Data items:
□ □ □

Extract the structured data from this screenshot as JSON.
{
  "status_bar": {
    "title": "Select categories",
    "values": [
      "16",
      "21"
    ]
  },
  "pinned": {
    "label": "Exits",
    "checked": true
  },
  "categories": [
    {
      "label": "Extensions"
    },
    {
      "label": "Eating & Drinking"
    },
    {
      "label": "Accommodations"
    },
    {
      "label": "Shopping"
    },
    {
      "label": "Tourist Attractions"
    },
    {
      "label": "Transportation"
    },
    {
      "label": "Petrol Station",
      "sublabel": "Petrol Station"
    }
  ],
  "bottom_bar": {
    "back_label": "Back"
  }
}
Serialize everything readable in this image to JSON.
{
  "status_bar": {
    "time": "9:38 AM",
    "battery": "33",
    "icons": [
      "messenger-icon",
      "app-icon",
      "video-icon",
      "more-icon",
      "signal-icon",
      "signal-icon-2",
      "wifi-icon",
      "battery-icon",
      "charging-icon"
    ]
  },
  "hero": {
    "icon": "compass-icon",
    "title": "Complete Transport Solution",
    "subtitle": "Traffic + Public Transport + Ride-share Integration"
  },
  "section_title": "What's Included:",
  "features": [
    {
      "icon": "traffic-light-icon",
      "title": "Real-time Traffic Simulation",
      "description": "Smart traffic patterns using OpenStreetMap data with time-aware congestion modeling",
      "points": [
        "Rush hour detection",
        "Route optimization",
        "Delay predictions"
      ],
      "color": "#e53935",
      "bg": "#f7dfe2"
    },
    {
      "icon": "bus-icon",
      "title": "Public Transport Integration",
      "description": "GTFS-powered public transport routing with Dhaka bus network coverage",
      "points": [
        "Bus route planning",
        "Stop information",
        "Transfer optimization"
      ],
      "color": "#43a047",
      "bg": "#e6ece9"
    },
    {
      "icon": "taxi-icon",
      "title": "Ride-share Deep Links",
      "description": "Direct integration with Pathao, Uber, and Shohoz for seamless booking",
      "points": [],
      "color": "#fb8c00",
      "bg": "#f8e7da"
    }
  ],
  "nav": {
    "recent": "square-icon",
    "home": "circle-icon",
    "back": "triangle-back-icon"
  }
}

□ □ □

**INSTRUCTIONS FOR THE TASK:** Recopy the entries above exactly, with every line included.

**TASK OUTPUT:**
Extract the structured data from this screenshot as JSON.
{
  "status_bar": {
    "title": "Select categories",
    "values": [
      "16",
      "21"
    ]
  },
  "pinned": {
    "label": "Exits",
    "checked": true
  },
  "categories": [
    {
      "label": "Extensions"
    },
    {
      "label": "Eating & Drinking"
    },
    {
      "label": "Accommodations"
    },
    {
      "label": "Shopping"
    },
    {
      "label": "Tourist Attractions"
    },
    {
      "label": "Transportation"
    },
    {
      "label": "Petrol Station",
      "sublabel": "Petrol Station"
    }
  ],
  "bottom_bar": {
    "back_label": "Back"
  }
}
Serialize everything readable in this image to JSON.
{
  "status_bar": {
    "time": "9:38 AM",
    "battery": "33",
    "icons": [
      "messenger-icon",
      "app-icon",
      "video-icon",
      "more-icon",
      "signal-icon",
      "signal-icon-2",
      "wifi-icon",
      "battery-icon",
      "charging-icon"
    ]
  },
  "hero": {
    "icon": "compass-icon",
    "title": "Complete Transport Solution",
    "subtitle": "Traffic + Public Transport + Ride-share Integration"
  },
  "section_title": "What's Included:",
  "features": [
    {
      "icon": "traffic-light-icon",
      "title": "Real-time Traffic Simulation",
      "description": "Smart traffic patterns using OpenStreetMap data with time-aware congestion modeling",
      "points": [
        "Rush hour detection",
        "Route optimization",
        "Delay predictions"
      ],
      "color": "#e53935",
      "bg": "#f7dfe2"
    },
    {
      "icon": "bus-icon",
      "title": "Public Transport Integration",
      "description": "GTFS-powered public transport routing with Dhaka bus network coverage",
      "points": [
        "Bus route planning",
        "Stop information",
        "Transfer optimization"
      ],
      "color": "#43a047",
      "bg": "#e6ece9"
    },
    {
      "icon": "taxi-icon",
      "title": "Ride-share Deep Links",
      "description": "Direct integration with Pathao, Uber, and Shohoz for seamless booking",
      "points": [],
      "color": "#fb8c00",
      "bg": "#f8e7da"
    }
  ],
  "nav": {
    "recent": "square-icon",
    "home": "circle-icon",
    "back": "triangle-back-icon"
  }
}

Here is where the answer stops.